Extracted data start

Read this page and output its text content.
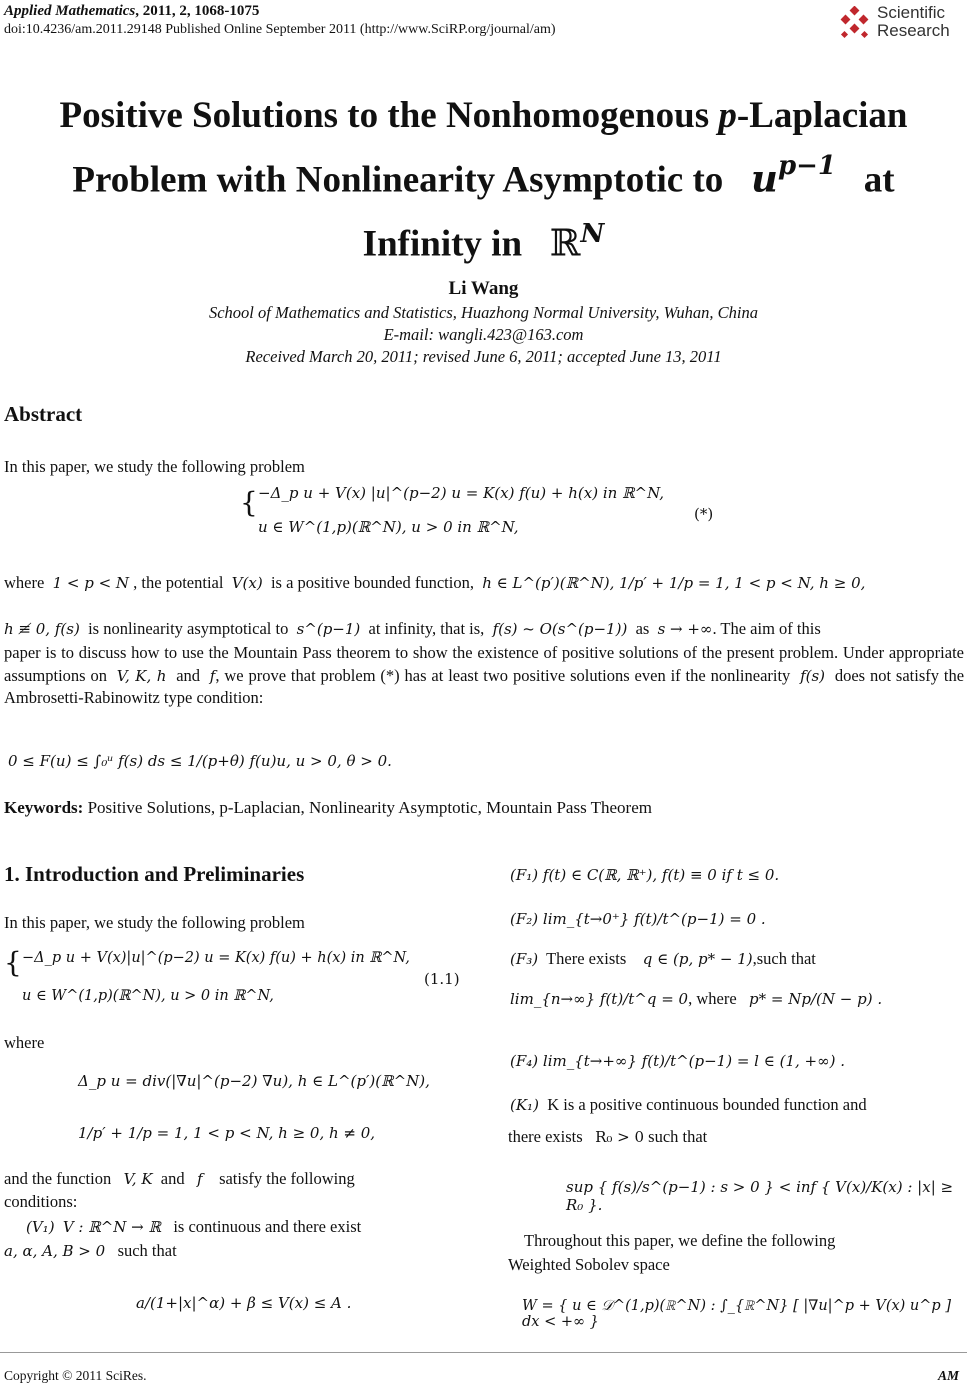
Applied Mathematics, 2011, 2, 1068-1075
doi:10.4236/am.2011.29148 Published Online September 2011 (http://www.SciRP.org/journal/am)
Scientific
Research
Positive Solutions to the Nonhomogenous p-Laplacian
Problem with Nonlinearity Asymptotic to $u^{p-1}$ at
Infinity in ℝ$^N$
Li Wang
School of Mathematics and Statistics, Huazhong Normal University, Wuhan, China
E-mail: wangli.423@163.com
Received March 20, 2011; revised June 6, 2011; accepted June 13, 2011
Abstract
In this paper, we study the following problem
{ −Δ_p u + V(x) |u|^(p−2) u = K(x) f(u) + h(x) in ℝ^N,
u ∈ W^(1,p)(ℝ^N), u > 0 in ℝ^N,
(*)
where 1 < p < N , the potential V(x) is a positive bounded function, h ∈ L^(p′)(ℝ^N), 1/p′ + 1/p = 1, 1 < p < N, h ≥ 0,
h ≢ 0, f(s) is nonlinearity asymptotical to s^(p−1) at infinity, that is, f(s) ~ O(s^(p−1)) as s → +∞. The aim of this
paper is to discuss how to use the Mountain Pass theorem to show the existence of positive solutions of the present problem. Under appropriate assumptions on V, K, h and f, we prove that problem (*) has at least two positive solutions even if the nonlinearity f(s) does not satisfy the Ambrosetti-Rabinowitz type condition:
0 ≤ F(u) ≤ ∫₀ᵘ f(s) ds ≤ 1/(p+θ) f(u)u, u > 0, θ > 0.
Keywords: Positive Solutions, p-Laplacian, Nonlinearity Asymptotic, Mountain Pass Theorem
1. Introduction and Preliminaries
In this paper, we study the following problem
{ −Δ_p u + V(x)|u|^(p−2) u = K(x) f(u) + h(x) in ℝ^N,
u ∈ W^(1,p)(ℝ^N), u > 0 in ℝ^N,
(1.1)
where
Δ_p u = div(|∇u|^(p−2) ∇u), h ∈ L^(p′)(ℝ^N),
1/p′ + 1/p = 1, 1 < p < N, h ≥ 0, h ≠ 0,
and the function V, K and f satisfy the following
conditions:
(V₁) V : ℝ^N → ℝ is continuous and there exist
a, α, A, B > 0 such that
a/(1+|x|^α) + β ≤ V(x) ≤ A .
(F₁) f(t) ∈ C(ℝ, ℝ⁺), f(t) ≡ 0 if t ≤ 0.
(F₂) lim_{t→0⁺} f(t)/t^(p−1) = 0 .
(F₃) There exists q ∈ (p, p* − 1),such that
lim_{n→∞} f(t)/t^q = 0, where p* = Np/(N − p) .
(F₄) lim_{t→+∞} f(t)/t^(p−1) = l ∈ (1, +∞) .
(K₁) K is a positive continuous bounded function and
there exists R₀ > 0 such that
sup { f(s)/s^(p−1) : s > 0 } < inf { V(x)/K(x) : |x| ≥ R₀ }.
Throughout this paper, we define the following
Weighted Sobolev space
W = { u ∈ 𝒟^(1,p)(ℝ^N) : ∫_{ℝ^N} [ |∇u|^p + V(x) u^p ] dx < +∞ }
Copyright © 2011 SciRes.	AM
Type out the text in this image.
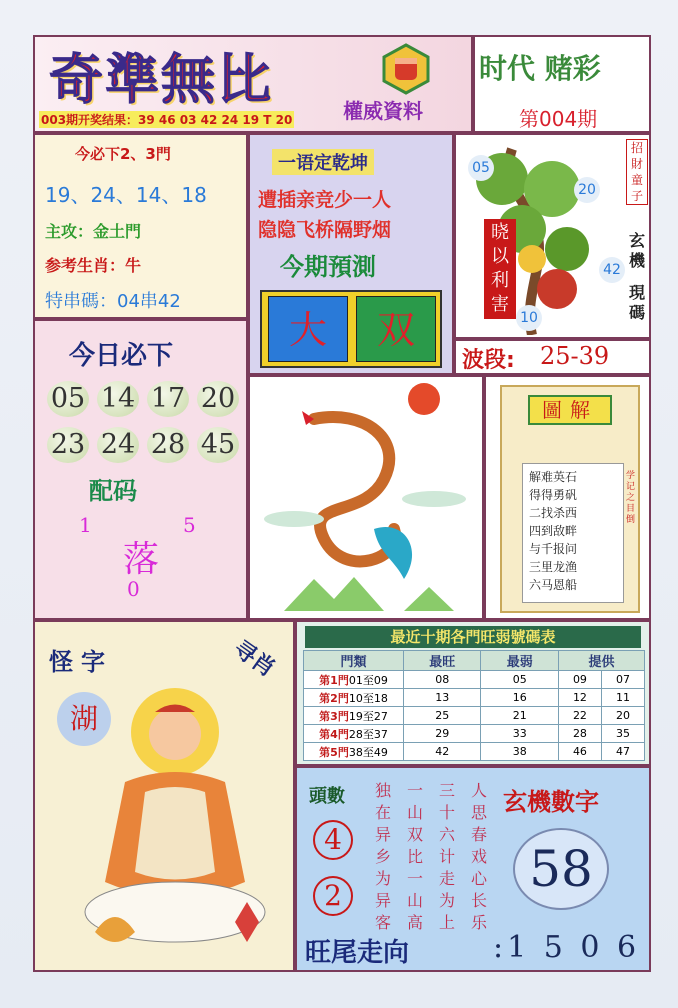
奇準無比	權威資料
003期开奖结果：39 46 03 42 24 19 T 20
时代 赌彩
第004期
今必下2、3門
19、24、14、18
主攻：金土門
参考生肖：牛
特串碼：04串42
一语定乾坤
遭插亲竞少一人
隐隐飞桥隔野烟
今期預測
大	双
05
20
42
10
晓以利害
招財童子
玄機
現碼
波段: 25-39
今日必下
05 14 17 20
23 24 28 45
配码
1	5
落
0
圖解
解难英石
得得勇矾
二找杀西
四到敌畔
与千报问
三里龙渔
六马恩船
学记之目倒
怪字	寻肖
湖
最近十期各門旺弱號碼表
門類	最旺	最弱	提供	
第1門01至09	08	05	09	07
第2門10至18	13	16	12	11
第3門19至27	25	21	22	20
第4門28至37	29	33	28	35
第5門38至49	42	38	46	47
頭數
4
2
独在异乡为异客
一山双比一山高
三十六计走为上
人思春戏心长乐
玄機數字
58
旺尾走向	:1 5 0 6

Extracted data end

> _Task_: Retype the records above exactly, starting at the line that contains "Type out the text in this image." and going through the last line, and leave out any pictures.

> _Completed exercise_:
Type out the text in this image.
奇準無比	權威資料
003期开奖结果：39 46 03 42 24 19 T 20
时代 赌彩
第004期
今必下2、3門
19、24、14、18
主攻：金土門
参考生肖：牛
特串碼：04串42
一语定乾坤
遭插亲竞少一人
隐隐飞桥隔野烟
今期預測
大	双
05
20
42
10
晓以利害
招財童子
玄機
現碼
波段: 25-39
今日必下
05 14 17 20
23 24 28 45
配码
1	5
落
0
圖解
解难英石
得得勇矾
二找杀西
四到敌畔
与千报问
三里龙渔
六马恩船
学记之目倒
怪字	寻肖
湖
最近十期各門旺弱號碼表
門類	最旺	最弱	提供	
第1門01至09	08	05	09	07
第2門10至18	13	16	12	11
第3門19至27	25	21	22	20
第4門28至37	29	33	28	35
第5門38至49	42	38	46	47
頭數
4
2
独在异乡为异客
一山双比一山高
三十六计走为上
人思春戏心长乐
玄機數字
58
旺尾走向	:1 5 0 6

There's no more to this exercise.